[Dataset rows about figures]
— Start —

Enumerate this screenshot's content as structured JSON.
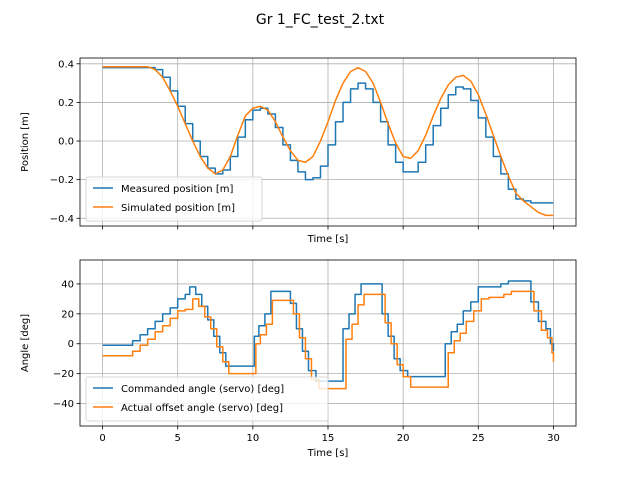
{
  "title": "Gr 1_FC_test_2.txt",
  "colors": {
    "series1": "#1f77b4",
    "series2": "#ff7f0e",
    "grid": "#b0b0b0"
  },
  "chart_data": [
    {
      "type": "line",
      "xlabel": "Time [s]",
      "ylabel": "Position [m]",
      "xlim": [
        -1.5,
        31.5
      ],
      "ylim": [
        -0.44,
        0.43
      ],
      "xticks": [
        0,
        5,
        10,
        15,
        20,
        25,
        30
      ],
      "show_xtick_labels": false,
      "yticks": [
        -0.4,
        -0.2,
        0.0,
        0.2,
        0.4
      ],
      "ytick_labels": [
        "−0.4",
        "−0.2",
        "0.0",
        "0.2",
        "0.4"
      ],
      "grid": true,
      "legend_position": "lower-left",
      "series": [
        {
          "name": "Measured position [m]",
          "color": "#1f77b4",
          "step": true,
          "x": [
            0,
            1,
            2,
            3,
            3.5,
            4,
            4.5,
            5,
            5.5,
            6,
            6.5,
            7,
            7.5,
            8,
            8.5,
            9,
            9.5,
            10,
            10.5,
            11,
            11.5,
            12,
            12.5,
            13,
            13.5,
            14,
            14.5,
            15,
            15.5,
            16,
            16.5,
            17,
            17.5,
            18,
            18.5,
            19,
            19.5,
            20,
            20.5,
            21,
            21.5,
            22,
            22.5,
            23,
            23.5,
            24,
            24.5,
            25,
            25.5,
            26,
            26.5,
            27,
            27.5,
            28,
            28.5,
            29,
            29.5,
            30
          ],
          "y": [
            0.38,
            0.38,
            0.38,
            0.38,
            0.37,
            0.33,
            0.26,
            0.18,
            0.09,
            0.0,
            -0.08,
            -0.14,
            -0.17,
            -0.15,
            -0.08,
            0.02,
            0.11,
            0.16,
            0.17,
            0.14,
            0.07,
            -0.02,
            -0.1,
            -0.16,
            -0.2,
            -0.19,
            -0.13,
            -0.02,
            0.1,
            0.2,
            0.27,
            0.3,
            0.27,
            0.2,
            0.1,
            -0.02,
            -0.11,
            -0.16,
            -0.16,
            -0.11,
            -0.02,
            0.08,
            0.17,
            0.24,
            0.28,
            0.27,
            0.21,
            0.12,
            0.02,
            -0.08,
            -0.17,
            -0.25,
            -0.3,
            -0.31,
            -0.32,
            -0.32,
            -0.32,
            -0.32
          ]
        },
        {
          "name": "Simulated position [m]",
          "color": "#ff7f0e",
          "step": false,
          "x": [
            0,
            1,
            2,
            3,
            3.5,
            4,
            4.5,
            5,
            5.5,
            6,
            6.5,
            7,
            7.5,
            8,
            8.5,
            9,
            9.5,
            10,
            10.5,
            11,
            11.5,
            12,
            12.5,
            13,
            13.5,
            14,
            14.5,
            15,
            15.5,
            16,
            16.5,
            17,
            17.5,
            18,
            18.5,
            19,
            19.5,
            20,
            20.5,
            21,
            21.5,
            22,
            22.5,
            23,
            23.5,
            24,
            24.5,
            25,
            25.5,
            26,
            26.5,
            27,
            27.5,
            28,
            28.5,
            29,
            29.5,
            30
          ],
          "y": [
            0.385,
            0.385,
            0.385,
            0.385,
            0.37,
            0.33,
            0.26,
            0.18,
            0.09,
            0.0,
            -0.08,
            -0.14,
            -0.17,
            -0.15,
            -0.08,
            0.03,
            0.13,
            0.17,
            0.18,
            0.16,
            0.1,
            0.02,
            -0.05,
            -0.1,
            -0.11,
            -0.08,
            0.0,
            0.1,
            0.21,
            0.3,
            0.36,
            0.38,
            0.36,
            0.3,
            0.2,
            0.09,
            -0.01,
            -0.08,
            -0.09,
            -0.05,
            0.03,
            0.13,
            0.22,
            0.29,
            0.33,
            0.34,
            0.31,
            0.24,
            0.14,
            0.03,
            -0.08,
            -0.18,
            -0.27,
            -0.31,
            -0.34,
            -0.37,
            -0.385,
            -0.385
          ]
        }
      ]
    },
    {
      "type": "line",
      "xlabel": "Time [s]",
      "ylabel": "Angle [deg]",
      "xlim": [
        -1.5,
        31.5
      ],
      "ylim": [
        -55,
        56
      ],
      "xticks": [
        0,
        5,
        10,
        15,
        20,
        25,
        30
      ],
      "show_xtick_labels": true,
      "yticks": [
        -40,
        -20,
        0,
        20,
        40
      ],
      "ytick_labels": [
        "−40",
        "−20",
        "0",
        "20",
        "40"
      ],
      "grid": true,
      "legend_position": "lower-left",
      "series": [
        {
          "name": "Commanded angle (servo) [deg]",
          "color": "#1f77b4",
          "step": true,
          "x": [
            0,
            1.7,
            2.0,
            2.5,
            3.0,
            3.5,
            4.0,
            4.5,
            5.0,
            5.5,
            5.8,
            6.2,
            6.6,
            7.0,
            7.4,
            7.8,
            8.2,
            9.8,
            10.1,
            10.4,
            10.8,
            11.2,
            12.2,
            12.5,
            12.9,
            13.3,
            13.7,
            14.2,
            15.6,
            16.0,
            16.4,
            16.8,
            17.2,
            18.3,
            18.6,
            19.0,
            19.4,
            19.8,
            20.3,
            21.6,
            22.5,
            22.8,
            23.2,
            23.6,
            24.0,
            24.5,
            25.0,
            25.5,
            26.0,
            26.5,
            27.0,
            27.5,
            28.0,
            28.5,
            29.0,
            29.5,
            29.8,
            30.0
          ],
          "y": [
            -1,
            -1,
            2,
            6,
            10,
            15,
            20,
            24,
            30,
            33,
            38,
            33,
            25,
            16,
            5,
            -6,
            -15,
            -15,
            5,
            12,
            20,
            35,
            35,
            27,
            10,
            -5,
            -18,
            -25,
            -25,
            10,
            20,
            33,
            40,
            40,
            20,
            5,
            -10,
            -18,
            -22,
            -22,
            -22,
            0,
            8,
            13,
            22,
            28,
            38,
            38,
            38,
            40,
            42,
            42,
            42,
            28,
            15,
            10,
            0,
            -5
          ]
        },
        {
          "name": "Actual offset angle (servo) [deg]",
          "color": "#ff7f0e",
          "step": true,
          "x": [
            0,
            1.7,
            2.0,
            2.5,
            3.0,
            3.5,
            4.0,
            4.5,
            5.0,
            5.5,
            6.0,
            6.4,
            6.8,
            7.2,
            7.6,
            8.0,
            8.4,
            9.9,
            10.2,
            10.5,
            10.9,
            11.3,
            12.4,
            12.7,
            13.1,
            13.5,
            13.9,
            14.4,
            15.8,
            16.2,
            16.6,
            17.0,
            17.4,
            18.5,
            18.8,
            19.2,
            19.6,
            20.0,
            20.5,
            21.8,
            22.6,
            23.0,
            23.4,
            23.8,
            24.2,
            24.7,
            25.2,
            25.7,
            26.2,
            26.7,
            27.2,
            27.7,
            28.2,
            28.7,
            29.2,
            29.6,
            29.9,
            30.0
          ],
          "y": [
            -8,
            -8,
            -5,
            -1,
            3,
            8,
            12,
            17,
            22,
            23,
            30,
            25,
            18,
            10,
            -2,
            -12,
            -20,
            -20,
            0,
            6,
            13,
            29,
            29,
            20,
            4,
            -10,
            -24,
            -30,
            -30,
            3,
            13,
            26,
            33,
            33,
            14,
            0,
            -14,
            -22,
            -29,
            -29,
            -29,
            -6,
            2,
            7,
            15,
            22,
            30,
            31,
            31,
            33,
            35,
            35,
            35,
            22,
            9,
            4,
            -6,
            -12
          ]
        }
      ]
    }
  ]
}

— End —

Work required: Transcribe every record above exactly, leaving out the pictures.

Task answer:
Enumerate this screenshot's content as structured JSON.
{
  "title": "Gr 1_FC_test_2.txt",
  "colors": {
    "series1": "#1f77b4",
    "series2": "#ff7f0e",
    "grid": "#b0b0b0"
  },
  "chart_data": [
    {
      "type": "line",
      "xlabel": "Time [s]",
      "ylabel": "Position [m]",
      "xlim": [
        -1.5,
        31.5
      ],
      "ylim": [
        -0.44,
        0.43
      ],
      "xticks": [
        0,
        5,
        10,
        15,
        20,
        25,
        30
      ],
      "show_xtick_labels": false,
      "yticks": [
        -0.4,
        -0.2,
        0.0,
        0.2,
        0.4
      ],
      "ytick_labels": [
        "−0.4",
        "−0.2",
        "0.0",
        "0.2",
        "0.4"
      ],
      "grid": true,
      "legend_position": "lower-left",
      "series": [
        {
          "name": "Measured position [m]",
          "color": "#1f77b4",
          "step": true,
          "x": [
            0,
            1,
            2,
            3,
            3.5,
            4,
            4.5,
            5,
            5.5,
            6,
            6.5,
            7,
            7.5,
            8,
            8.5,
            9,
            9.5,
            10,
            10.5,
            11,
            11.5,
            12,
            12.5,
            13,
            13.5,
            14,
            14.5,
            15,
            15.5,
            16,
            16.5,
            17,
            17.5,
            18,
            18.5,
            19,
            19.5,
            20,
            20.5,
            21,
            21.5,
            22,
            22.5,
            23,
            23.5,
            24,
            24.5,
            25,
            25.5,
            26,
            26.5,
            27,
            27.5,
            28,
            28.5,
            29,
            29.5,
            30
          ],
          "y": [
            0.38,
            0.38,
            0.38,
            0.38,
            0.37,
            0.33,
            0.26,
            0.18,
            0.09,
            0.0,
            -0.08,
            -0.14,
            -0.17,
            -0.15,
            -0.08,
            0.02,
            0.11,
            0.16,
            0.17,
            0.14,
            0.07,
            -0.02,
            -0.1,
            -0.16,
            -0.2,
            -0.19,
            -0.13,
            -0.02,
            0.1,
            0.2,
            0.27,
            0.3,
            0.27,
            0.2,
            0.1,
            -0.02,
            -0.11,
            -0.16,
            -0.16,
            -0.11,
            -0.02,
            0.08,
            0.17,
            0.24,
            0.28,
            0.27,
            0.21,
            0.12,
            0.02,
            -0.08,
            -0.17,
            -0.25,
            -0.3,
            -0.31,
            -0.32,
            -0.32,
            -0.32,
            -0.32
          ]
        },
        {
          "name": "Simulated position [m]",
          "color": "#ff7f0e",
          "step": false,
          "x": [
            0,
            1,
            2,
            3,
            3.5,
            4,
            4.5,
            5,
            5.5,
            6,
            6.5,
            7,
            7.5,
            8,
            8.5,
            9,
            9.5,
            10,
            10.5,
            11,
            11.5,
            12,
            12.5,
            13,
            13.5,
            14,
            14.5,
            15,
            15.5,
            16,
            16.5,
            17,
            17.5,
            18,
            18.5,
            19,
            19.5,
            20,
            20.5,
            21,
            21.5,
            22,
            22.5,
            23,
            23.5,
            24,
            24.5,
            25,
            25.5,
            26,
            26.5,
            27,
            27.5,
            28,
            28.5,
            29,
            29.5,
            30
          ],
          "y": [
            0.385,
            0.385,
            0.385,
            0.385,
            0.37,
            0.33,
            0.26,
            0.18,
            0.09,
            0.0,
            -0.08,
            -0.14,
            -0.17,
            -0.15,
            -0.08,
            0.03,
            0.13,
            0.17,
            0.18,
            0.16,
            0.1,
            0.02,
            -0.05,
            -0.1,
            -0.11,
            -0.08,
            0.0,
            0.1,
            0.21,
            0.3,
            0.36,
            0.38,
            0.36,
            0.3,
            0.2,
            0.09,
            -0.01,
            -0.08,
            -0.09,
            -0.05,
            0.03,
            0.13,
            0.22,
            0.29,
            0.33,
            0.34,
            0.31,
            0.24,
            0.14,
            0.03,
            -0.08,
            -0.18,
            -0.27,
            -0.31,
            -0.34,
            -0.37,
            -0.385,
            -0.385
          ]
        }
      ]
    },
    {
      "type": "line",
      "xlabel": "Time [s]",
      "ylabel": "Angle [deg]",
      "xlim": [
        -1.5,
        31.5
      ],
      "ylim": [
        -55,
        56
      ],
      "xticks": [
        0,
        5,
        10,
        15,
        20,
        25,
        30
      ],
      "show_xtick_labels": true,
      "yticks": [
        -40,
        -20,
        0,
        20,
        40
      ],
      "ytick_labels": [
        "−40",
        "−20",
        "0",
        "20",
        "40"
      ],
      "grid": true,
      "legend_position": "lower-left",
      "series": [
        {
          "name": "Commanded angle (servo) [deg]",
          "color": "#1f77b4",
          "step": true,
          "x": [
            0,
            1.7,
            2.0,
            2.5,
            3.0,
            3.5,
            4.0,
            4.5,
            5.0,
            5.5,
            5.8,
            6.2,
            6.6,
            7.0,
            7.4,
            7.8,
            8.2,
            9.8,
            10.1,
            10.4,
            10.8,
            11.2,
            12.2,
            12.5,
            12.9,
            13.3,
            13.7,
            14.2,
            15.6,
            16.0,
            16.4,
            16.8,
            17.2,
            18.3,
            18.6,
            19.0,
            19.4,
            19.8,
            20.3,
            21.6,
            22.5,
            22.8,
            23.2,
            23.6,
            24.0,
            24.5,
            25.0,
            25.5,
            26.0,
            26.5,
            27.0,
            27.5,
            28.0,
            28.5,
            29.0,
            29.5,
            29.8,
            30.0
          ],
          "y": [
            -1,
            -1,
            2,
            6,
            10,
            15,
            20,
            24,
            30,
            33,
            38,
            33,
            25,
            16,
            5,
            -6,
            -15,
            -15,
            5,
            12,
            20,
            35,
            35,
            27,
            10,
            -5,
            -18,
            -25,
            -25,
            10,
            20,
            33,
            40,
            40,
            20,
            5,
            -10,
            -18,
            -22,
            -22,
            -22,
            0,
            8,
            13,
            22,
            28,
            38,
            38,
            38,
            40,
            42,
            42,
            42,
            28,
            15,
            10,
            0,
            -5
          ]
        },
        {
          "name": "Actual offset angle (servo) [deg]",
          "color": "#ff7f0e",
          "step": true,
          "x": [
            0,
            1.7,
            2.0,
            2.5,
            3.0,
            3.5,
            4.0,
            4.5,
            5.0,
            5.5,
            6.0,
            6.4,
            6.8,
            7.2,
            7.6,
            8.0,
            8.4,
            9.9,
            10.2,
            10.5,
            10.9,
            11.3,
            12.4,
            12.7,
            13.1,
            13.5,
            13.9,
            14.4,
            15.8,
            16.2,
            16.6,
            17.0,
            17.4,
            18.5,
            18.8,
            19.2,
            19.6,
            20.0,
            20.5,
            21.8,
            22.6,
            23.0,
            23.4,
            23.8,
            24.2,
            24.7,
            25.2,
            25.7,
            26.2,
            26.7,
            27.2,
            27.7,
            28.2,
            28.7,
            29.2,
            29.6,
            29.9,
            30.0
          ],
          "y": [
            -8,
            -8,
            -5,
            -1,
            3,
            8,
            12,
            17,
            22,
            23,
            30,
            25,
            18,
            10,
            -2,
            -12,
            -20,
            -20,
            0,
            6,
            13,
            29,
            29,
            20,
            4,
            -10,
            -24,
            -30,
            -30,
            3,
            13,
            26,
            33,
            33,
            14,
            0,
            -14,
            -22,
            -29,
            -29,
            -29,
            -6,
            2,
            7,
            15,
            22,
            30,
            31,
            31,
            33,
            35,
            35,
            35,
            22,
            9,
            4,
            -6,
            -12
          ]
        }
      ]
    }
  ]
}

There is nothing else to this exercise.